*What to do*: Extract every line that includes the string "with".

*Input records*:
————————

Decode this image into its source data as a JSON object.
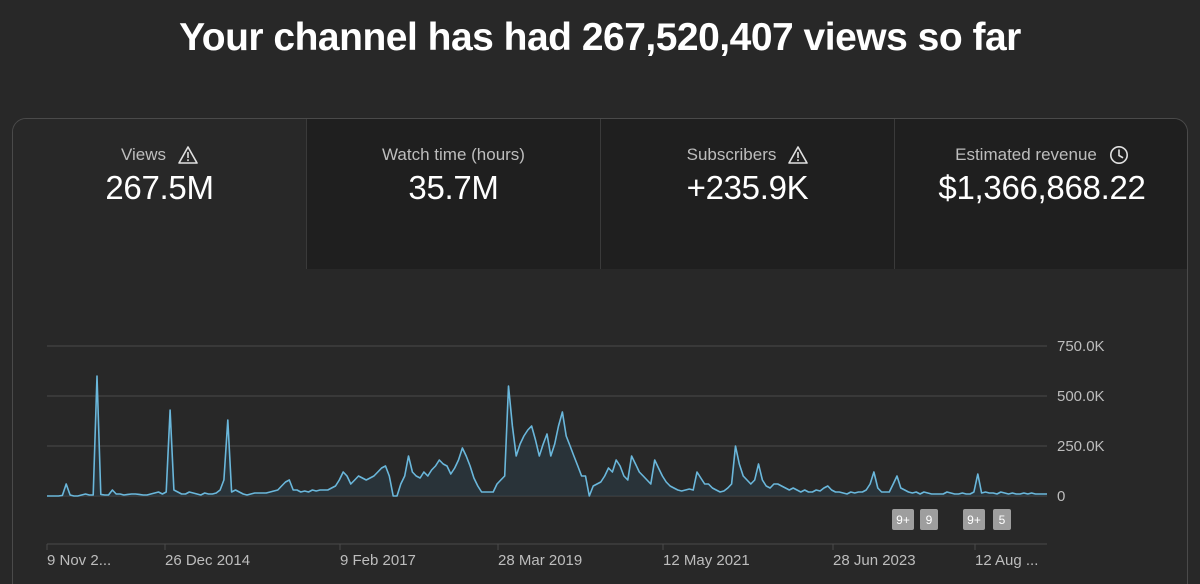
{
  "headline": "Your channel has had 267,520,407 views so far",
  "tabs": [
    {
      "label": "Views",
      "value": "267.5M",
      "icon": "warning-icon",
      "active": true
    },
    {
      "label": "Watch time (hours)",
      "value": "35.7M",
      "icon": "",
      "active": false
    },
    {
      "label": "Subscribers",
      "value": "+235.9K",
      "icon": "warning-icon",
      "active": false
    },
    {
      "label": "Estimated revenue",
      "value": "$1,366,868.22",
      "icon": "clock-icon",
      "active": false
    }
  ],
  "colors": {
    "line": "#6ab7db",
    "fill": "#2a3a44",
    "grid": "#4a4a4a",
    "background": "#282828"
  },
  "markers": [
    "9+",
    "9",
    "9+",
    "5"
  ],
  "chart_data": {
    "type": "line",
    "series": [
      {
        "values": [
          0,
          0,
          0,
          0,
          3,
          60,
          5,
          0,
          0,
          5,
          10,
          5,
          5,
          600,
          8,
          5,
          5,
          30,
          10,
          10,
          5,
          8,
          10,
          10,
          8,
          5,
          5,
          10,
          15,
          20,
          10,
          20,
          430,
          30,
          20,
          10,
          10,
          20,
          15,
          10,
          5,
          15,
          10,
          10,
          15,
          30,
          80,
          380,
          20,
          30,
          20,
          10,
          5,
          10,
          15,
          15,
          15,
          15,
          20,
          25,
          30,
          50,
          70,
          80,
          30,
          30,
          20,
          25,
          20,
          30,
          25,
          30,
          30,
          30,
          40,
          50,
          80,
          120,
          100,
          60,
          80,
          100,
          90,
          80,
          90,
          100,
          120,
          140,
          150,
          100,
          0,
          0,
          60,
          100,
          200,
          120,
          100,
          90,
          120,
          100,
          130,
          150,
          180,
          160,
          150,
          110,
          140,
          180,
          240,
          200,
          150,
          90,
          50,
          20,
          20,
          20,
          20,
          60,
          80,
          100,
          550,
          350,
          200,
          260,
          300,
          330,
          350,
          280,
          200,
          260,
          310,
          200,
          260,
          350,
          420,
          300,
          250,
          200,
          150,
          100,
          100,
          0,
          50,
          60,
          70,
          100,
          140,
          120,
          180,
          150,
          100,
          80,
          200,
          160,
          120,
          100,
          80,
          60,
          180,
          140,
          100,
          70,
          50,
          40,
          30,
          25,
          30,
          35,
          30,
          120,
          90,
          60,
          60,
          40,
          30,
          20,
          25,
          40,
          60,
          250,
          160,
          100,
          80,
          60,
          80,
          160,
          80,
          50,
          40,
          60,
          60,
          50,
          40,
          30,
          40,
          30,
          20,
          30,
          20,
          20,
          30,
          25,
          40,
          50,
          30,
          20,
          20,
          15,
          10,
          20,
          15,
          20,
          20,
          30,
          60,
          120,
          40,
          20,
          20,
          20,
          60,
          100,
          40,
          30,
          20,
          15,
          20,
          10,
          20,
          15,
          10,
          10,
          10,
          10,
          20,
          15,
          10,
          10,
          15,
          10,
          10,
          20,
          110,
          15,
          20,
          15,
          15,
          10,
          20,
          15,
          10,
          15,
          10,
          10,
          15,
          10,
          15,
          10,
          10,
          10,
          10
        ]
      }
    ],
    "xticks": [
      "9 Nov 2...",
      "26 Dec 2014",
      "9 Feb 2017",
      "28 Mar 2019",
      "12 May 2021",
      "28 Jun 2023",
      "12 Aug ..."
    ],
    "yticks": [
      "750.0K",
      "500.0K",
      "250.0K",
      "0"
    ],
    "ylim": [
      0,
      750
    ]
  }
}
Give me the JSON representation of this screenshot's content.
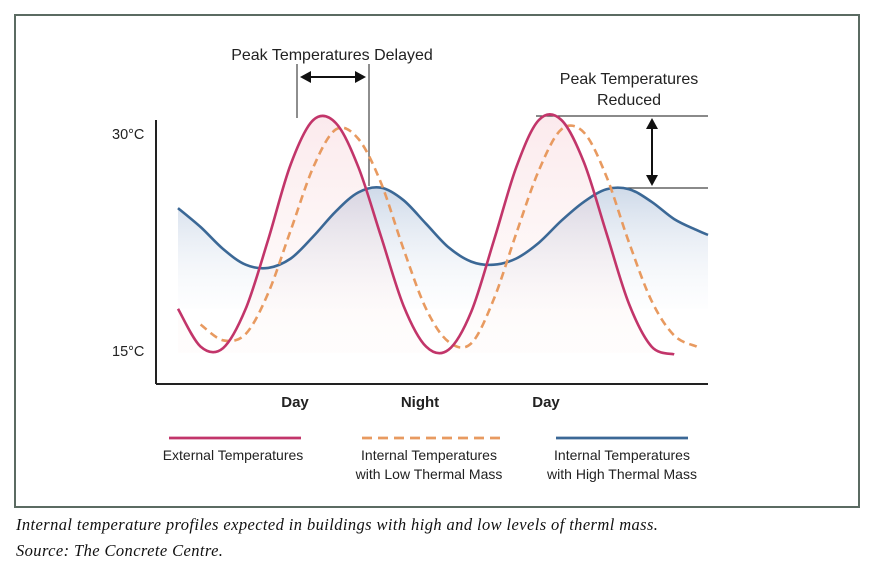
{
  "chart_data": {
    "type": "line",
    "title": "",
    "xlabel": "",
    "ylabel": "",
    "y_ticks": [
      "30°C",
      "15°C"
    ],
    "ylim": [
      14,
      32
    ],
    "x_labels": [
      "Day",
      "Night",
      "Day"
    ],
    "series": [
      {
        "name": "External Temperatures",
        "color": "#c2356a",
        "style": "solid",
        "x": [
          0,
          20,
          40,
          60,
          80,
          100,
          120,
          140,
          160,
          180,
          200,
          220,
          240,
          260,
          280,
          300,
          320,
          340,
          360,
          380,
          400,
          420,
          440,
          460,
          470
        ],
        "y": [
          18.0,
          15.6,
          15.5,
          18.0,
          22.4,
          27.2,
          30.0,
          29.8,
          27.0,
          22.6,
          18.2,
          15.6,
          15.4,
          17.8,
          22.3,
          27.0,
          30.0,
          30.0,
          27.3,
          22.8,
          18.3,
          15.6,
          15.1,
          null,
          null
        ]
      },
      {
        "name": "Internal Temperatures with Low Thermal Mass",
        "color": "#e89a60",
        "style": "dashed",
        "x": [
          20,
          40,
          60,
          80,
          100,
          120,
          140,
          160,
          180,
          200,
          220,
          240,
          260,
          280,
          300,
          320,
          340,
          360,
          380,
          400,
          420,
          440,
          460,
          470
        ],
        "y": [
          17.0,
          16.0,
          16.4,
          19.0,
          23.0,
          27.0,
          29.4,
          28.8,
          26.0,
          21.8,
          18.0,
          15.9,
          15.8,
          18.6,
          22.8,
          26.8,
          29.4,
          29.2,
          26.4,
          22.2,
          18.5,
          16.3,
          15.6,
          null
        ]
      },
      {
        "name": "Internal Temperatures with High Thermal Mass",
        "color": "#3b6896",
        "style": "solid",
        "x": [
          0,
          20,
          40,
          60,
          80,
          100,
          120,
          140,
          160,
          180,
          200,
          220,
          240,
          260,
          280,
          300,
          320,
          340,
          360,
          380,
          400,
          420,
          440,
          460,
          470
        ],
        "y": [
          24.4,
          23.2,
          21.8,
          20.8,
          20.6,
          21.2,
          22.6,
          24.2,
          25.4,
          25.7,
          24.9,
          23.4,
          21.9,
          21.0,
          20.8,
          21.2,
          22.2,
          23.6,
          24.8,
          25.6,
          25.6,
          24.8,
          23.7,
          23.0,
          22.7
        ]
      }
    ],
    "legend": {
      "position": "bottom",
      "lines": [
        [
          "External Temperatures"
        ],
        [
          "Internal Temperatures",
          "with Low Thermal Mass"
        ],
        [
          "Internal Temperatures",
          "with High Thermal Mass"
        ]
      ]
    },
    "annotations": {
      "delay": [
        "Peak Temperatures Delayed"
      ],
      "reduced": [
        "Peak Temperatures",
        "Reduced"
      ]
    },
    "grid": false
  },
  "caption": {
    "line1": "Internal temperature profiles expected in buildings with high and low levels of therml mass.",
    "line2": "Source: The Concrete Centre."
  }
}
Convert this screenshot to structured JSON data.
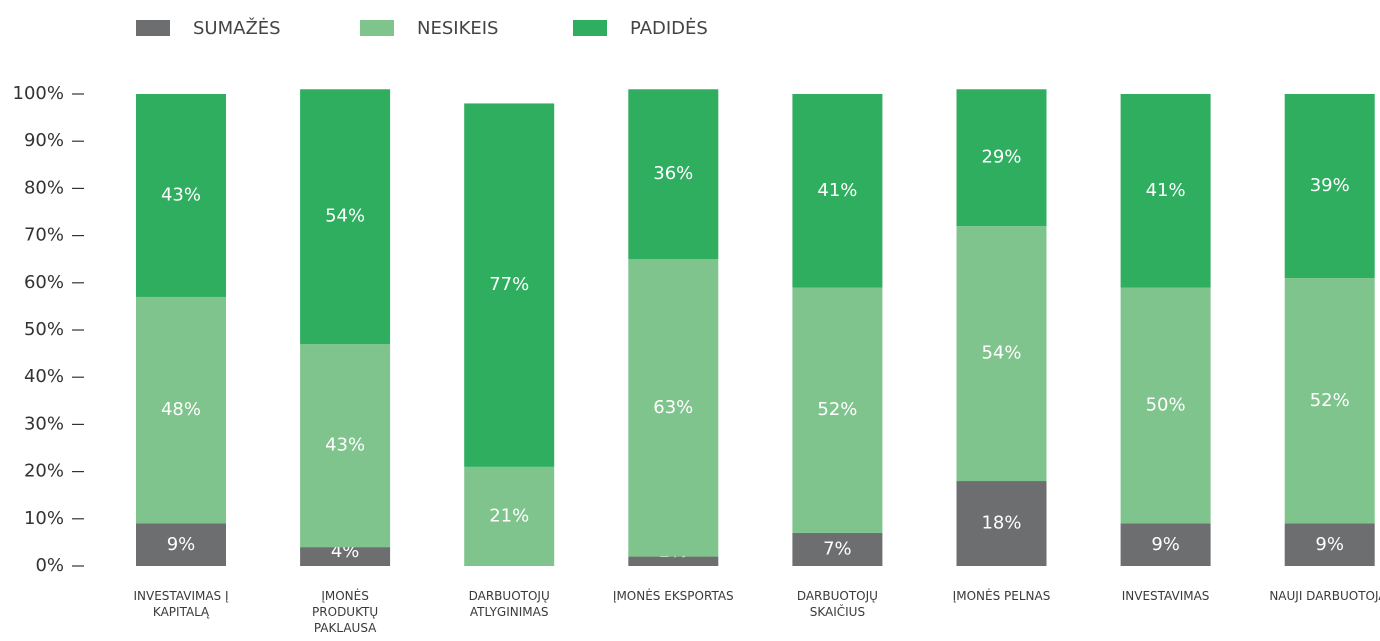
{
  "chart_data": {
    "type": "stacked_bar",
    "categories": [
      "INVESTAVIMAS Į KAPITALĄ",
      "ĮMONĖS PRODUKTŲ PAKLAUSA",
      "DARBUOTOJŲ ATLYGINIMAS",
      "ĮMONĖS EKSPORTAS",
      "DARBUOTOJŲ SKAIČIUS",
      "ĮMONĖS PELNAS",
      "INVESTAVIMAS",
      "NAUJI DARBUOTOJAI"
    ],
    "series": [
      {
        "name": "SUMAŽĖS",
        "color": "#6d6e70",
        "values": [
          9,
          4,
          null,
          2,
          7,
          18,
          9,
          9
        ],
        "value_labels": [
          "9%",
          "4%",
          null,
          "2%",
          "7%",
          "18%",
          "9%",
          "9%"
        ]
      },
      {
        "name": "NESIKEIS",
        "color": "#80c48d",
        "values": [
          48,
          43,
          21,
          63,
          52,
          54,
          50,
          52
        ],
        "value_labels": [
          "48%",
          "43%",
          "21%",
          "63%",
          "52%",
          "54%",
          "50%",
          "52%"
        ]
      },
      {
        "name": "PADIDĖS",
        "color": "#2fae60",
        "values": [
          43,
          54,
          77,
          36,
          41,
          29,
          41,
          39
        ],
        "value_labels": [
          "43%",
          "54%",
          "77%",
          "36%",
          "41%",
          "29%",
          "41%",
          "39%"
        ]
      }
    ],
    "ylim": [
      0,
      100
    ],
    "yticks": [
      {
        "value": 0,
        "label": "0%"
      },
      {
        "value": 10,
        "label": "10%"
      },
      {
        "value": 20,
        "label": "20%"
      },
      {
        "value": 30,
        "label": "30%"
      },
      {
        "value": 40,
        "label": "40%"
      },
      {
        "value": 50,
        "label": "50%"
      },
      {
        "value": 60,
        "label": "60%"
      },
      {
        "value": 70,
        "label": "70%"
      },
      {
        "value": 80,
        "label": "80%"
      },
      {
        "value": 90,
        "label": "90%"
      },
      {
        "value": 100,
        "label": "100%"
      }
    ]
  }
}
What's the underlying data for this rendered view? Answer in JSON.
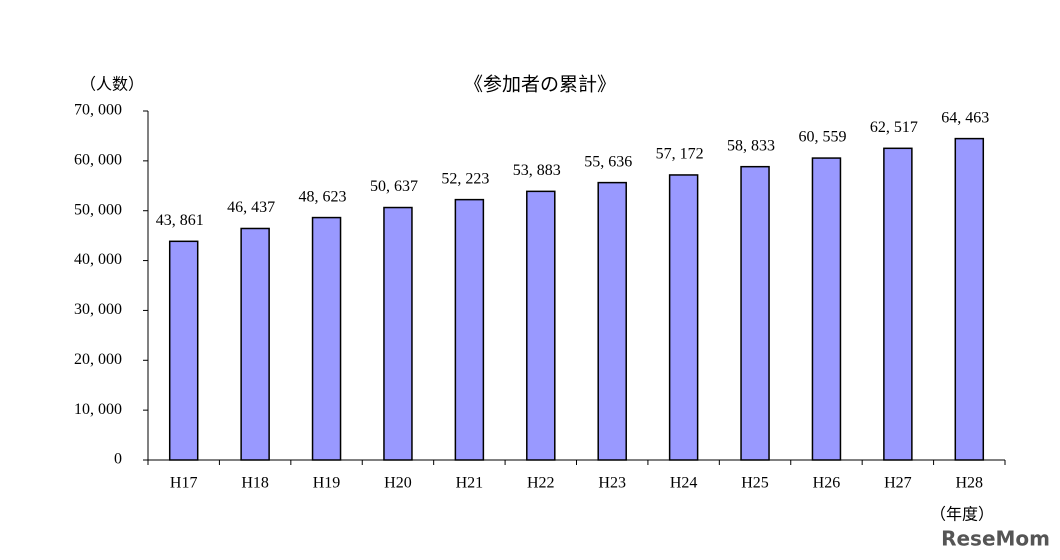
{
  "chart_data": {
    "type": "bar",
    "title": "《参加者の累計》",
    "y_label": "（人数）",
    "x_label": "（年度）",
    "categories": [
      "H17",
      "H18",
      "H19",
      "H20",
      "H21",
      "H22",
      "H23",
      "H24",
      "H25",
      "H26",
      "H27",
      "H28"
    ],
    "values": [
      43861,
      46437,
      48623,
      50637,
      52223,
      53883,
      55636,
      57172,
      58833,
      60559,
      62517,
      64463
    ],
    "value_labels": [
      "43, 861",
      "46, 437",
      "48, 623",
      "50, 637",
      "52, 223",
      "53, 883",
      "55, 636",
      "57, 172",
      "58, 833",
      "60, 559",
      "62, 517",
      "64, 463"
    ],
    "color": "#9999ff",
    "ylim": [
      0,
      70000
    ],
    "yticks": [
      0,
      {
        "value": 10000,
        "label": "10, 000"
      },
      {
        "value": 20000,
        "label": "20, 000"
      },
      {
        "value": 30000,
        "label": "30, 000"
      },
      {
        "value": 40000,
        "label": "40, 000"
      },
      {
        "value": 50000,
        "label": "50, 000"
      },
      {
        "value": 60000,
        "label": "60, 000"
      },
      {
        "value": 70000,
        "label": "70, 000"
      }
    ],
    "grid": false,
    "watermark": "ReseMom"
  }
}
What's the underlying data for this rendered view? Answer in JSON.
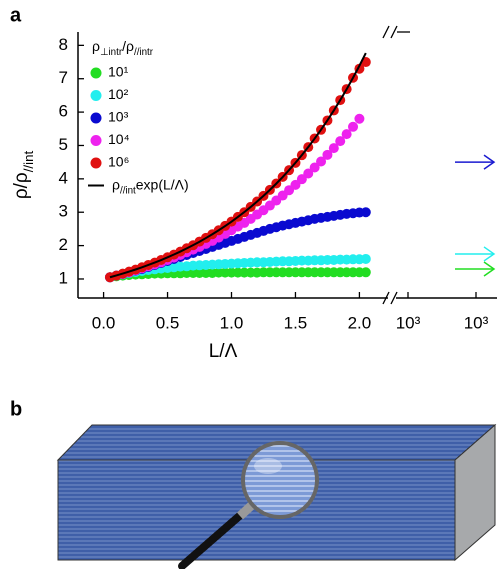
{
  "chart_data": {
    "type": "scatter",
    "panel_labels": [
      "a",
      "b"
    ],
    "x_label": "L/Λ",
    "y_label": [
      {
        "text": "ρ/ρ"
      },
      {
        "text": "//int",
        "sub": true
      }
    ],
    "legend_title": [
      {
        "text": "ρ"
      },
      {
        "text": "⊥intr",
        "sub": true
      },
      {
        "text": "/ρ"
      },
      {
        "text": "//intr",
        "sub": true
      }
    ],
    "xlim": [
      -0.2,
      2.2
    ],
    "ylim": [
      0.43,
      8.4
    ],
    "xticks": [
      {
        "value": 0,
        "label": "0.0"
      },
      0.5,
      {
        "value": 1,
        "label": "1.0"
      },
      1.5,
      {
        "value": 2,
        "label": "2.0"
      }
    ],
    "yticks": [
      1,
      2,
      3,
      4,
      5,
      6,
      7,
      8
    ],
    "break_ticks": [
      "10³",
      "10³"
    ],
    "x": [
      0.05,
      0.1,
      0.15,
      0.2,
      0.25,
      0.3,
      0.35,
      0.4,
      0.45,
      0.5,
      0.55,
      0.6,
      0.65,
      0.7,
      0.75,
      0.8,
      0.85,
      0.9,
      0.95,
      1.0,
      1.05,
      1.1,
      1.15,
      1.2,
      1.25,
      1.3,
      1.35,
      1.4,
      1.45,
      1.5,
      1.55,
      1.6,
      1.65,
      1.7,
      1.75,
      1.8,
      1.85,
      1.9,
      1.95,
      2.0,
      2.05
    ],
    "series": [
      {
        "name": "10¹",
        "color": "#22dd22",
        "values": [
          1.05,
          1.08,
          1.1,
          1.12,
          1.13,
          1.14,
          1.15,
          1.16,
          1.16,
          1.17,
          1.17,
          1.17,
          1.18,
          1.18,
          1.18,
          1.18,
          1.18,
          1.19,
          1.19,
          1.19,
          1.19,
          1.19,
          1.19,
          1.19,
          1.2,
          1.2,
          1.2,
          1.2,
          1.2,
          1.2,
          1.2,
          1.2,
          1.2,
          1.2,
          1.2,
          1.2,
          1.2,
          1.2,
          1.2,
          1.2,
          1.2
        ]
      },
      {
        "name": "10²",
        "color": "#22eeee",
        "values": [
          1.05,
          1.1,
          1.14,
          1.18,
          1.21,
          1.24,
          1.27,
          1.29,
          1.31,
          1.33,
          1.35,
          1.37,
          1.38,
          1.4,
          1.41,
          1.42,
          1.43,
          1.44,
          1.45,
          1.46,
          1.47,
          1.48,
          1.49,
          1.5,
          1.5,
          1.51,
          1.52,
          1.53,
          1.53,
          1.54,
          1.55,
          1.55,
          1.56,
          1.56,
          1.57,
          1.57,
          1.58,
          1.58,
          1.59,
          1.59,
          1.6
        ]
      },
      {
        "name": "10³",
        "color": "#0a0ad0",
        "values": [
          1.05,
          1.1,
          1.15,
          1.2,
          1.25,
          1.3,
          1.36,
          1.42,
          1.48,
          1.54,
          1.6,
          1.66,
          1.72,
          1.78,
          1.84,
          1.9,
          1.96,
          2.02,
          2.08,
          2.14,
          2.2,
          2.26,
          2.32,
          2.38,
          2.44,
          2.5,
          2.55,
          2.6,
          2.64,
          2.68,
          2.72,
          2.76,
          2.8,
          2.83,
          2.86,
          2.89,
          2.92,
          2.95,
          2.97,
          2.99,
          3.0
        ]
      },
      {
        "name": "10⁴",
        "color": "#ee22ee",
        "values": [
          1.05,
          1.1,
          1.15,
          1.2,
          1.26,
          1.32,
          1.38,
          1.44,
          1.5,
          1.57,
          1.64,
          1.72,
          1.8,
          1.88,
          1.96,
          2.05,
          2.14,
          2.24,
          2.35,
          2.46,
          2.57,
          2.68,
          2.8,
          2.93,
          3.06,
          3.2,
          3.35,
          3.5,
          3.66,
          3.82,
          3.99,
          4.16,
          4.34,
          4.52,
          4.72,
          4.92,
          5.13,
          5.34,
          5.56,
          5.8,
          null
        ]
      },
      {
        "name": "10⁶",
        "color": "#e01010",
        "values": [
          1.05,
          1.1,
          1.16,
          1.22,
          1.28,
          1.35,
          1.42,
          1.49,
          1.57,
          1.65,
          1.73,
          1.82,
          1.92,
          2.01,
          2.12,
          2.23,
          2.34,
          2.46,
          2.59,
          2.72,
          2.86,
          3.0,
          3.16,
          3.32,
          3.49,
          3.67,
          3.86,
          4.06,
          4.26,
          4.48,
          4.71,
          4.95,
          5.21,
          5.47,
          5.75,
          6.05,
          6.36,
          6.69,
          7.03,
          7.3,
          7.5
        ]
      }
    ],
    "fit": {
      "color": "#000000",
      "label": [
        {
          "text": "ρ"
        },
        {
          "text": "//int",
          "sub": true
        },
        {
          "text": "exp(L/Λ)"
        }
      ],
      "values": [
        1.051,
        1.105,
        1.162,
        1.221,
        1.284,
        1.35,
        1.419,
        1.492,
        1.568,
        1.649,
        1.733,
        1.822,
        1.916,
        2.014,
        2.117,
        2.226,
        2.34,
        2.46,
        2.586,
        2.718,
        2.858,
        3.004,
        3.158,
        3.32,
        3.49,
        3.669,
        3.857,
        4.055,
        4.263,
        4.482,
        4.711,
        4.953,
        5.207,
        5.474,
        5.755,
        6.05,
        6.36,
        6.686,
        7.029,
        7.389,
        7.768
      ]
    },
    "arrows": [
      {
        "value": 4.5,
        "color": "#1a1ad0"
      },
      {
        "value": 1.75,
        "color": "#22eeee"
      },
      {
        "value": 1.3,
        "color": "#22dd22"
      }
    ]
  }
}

————————

*Answer to the task*:
        "name": "Internal Temperatures with Low Thermal Mass",
        "name": "Internal Temperatures with High Thermal Mass",
          "with Low Thermal Mass"
          "with High Thermal Mass"
    "line1": "Internal temperature profiles expected in buildings with high and low levels of therml mass.",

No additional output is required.